__WHAT TO WORK ON__.
A. Translate this sentence from the text about violinist Endre Wolf into Spanish: "He was also a noted pedagogue in his adopted country of Sweden."
B. According to the text about violinist Endre Wolf, in what year did he become leader of the Gothenburg Symphony Orchestra?

__EXCERPTED TEXT__.
The Hungarian-born violinist Endre Wolf (1913-2011) was a pupil 
                  of Hubay in Budapest. In 1936 he became leader of the Gothenburg 
                  Symphony Orchestra, resigning a decade later to begin his career 
                  as soloist and recitalist, often with his wife Antoinette, and 
                  also with his Wolf quartet. British music-lovers came across 
                  him due to his association with the Hallé Orchestra and its 
                  conductor John Barbirolli when Wolf was, for a number of years, 
                  a Professor at the Royal Northern College of Music. He was also 
                  a noted pedagogue in his adopted country of Sweden.
                   
                  There was a period of a decade, between 1954 and 1963, when 
                  it seemed that no Proms season was complete without Endre Wolf 
                  and André Navarra (Endre and André) giving the public their 
                  Brahms Double Concerto – though ironically when Barbirolli recorded 
                  it, it was Alfredo Campoli who joined Navarra. To check on the 
                  view that Wolf was exclusively associated with JB, I looked 
                  at the Proms playlists and found that, in fact, he also performed 
                  with Basil Cameron and John Pritchard and no, it wasn’t just 
                  the Double – he also played the concertos by Beethoven and Mendelssohn 
                  and the Brahms Violin Concerto.
                   
                  This two-disc set presents for the first time the entirety of 
                  Wolf’s recordings for the Danish label Tono. This company’s 
                  violin discs were dominated by two émigré Hungarian fiddlers 
                  – Wolf and Emil Telmányi - to whom the repertoire was parcelled 
                  out. Telmányi was famous for Sibelius, Nielsen and Bach, also 
                  Brahms. Wolf was given more central and Romantic repertoire.

__DATASET EXCERPTS__.
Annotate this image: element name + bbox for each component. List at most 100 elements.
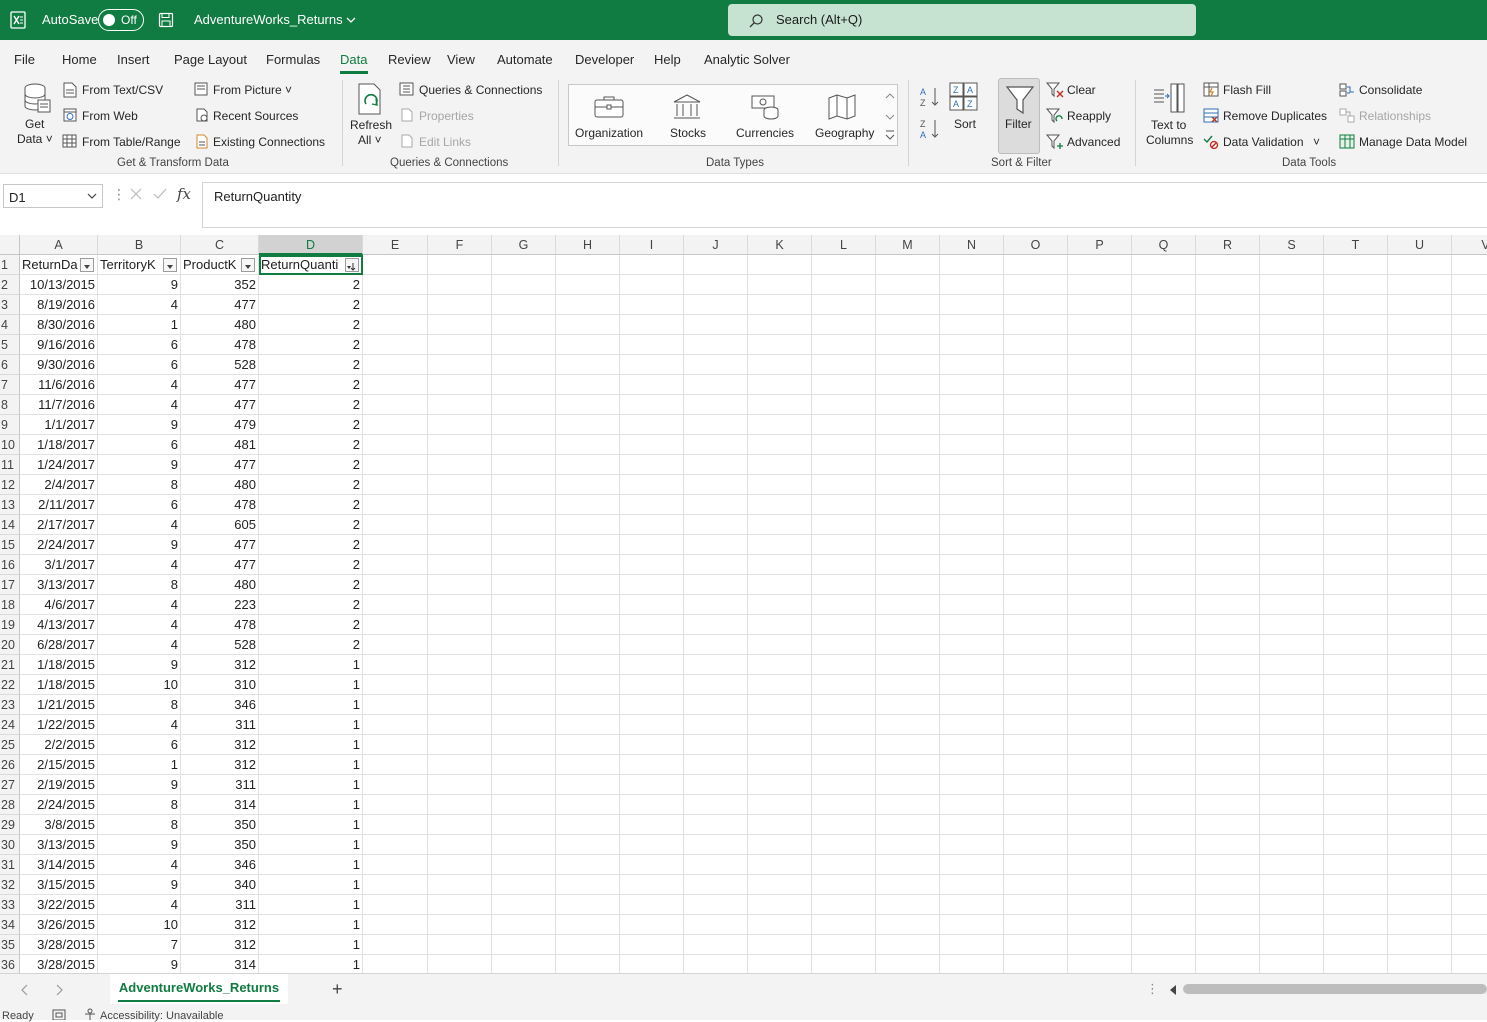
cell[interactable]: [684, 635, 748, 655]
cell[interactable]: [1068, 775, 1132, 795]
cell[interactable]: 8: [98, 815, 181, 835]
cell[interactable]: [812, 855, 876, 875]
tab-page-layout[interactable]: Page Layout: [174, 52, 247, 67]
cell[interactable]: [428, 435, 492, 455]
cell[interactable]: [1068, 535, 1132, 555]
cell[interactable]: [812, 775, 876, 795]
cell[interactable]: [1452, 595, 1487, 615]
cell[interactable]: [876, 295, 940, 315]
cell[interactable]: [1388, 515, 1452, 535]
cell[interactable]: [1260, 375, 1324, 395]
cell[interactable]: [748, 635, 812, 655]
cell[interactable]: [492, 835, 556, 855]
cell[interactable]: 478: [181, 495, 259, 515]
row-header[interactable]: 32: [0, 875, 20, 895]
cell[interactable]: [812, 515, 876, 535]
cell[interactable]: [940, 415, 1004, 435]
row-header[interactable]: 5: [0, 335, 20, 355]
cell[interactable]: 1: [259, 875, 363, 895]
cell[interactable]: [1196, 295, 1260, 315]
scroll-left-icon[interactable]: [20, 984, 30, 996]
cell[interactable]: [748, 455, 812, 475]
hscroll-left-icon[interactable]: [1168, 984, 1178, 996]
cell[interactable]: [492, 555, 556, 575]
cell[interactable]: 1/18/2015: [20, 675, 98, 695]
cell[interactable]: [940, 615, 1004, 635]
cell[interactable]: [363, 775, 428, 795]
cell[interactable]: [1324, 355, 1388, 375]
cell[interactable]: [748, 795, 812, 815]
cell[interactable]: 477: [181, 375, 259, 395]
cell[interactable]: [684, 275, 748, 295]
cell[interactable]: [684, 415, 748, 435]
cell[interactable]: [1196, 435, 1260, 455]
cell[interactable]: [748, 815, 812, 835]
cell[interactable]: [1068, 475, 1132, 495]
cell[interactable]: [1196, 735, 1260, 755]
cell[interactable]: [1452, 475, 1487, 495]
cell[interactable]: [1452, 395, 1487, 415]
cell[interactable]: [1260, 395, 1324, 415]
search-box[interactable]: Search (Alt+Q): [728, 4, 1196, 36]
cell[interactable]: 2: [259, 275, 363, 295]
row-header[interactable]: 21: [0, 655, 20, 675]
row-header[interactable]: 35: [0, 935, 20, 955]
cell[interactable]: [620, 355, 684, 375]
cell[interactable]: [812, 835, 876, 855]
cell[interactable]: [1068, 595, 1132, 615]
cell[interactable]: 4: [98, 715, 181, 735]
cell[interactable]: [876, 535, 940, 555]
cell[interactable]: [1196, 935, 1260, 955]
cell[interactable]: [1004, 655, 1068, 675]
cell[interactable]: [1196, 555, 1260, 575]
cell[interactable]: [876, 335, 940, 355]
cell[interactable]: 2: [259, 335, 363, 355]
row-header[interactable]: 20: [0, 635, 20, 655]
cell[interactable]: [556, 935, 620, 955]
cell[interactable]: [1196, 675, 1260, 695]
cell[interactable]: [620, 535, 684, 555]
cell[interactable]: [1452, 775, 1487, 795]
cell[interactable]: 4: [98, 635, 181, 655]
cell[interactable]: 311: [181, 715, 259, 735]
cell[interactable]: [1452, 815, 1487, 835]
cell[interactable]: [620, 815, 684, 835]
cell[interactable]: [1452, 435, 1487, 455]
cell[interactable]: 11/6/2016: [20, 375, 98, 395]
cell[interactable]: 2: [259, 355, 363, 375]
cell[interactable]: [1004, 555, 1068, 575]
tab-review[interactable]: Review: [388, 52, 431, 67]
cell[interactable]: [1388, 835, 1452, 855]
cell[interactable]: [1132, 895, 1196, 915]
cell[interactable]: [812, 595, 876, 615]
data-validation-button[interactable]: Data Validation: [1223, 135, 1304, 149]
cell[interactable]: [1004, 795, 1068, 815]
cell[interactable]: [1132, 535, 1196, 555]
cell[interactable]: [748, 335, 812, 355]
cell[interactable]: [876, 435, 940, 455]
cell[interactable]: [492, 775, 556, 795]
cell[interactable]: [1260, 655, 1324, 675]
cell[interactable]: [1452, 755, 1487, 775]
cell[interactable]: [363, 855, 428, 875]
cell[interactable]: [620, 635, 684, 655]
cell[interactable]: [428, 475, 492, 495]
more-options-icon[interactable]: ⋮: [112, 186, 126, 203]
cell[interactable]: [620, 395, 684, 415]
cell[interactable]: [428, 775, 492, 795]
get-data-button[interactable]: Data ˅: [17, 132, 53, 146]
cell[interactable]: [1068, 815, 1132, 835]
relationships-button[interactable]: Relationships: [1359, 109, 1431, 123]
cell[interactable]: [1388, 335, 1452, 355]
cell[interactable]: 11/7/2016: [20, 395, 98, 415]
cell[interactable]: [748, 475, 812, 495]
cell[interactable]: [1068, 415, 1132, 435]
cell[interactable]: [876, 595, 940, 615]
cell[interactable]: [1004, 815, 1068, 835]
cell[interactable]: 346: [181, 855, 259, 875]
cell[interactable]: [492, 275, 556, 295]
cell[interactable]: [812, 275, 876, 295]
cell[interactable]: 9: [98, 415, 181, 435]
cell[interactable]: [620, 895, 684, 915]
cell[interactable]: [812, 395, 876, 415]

__SOLUTION SET__.
A. También fue un destacado pedagogo en su país de adopción, Suecia.

B. 1936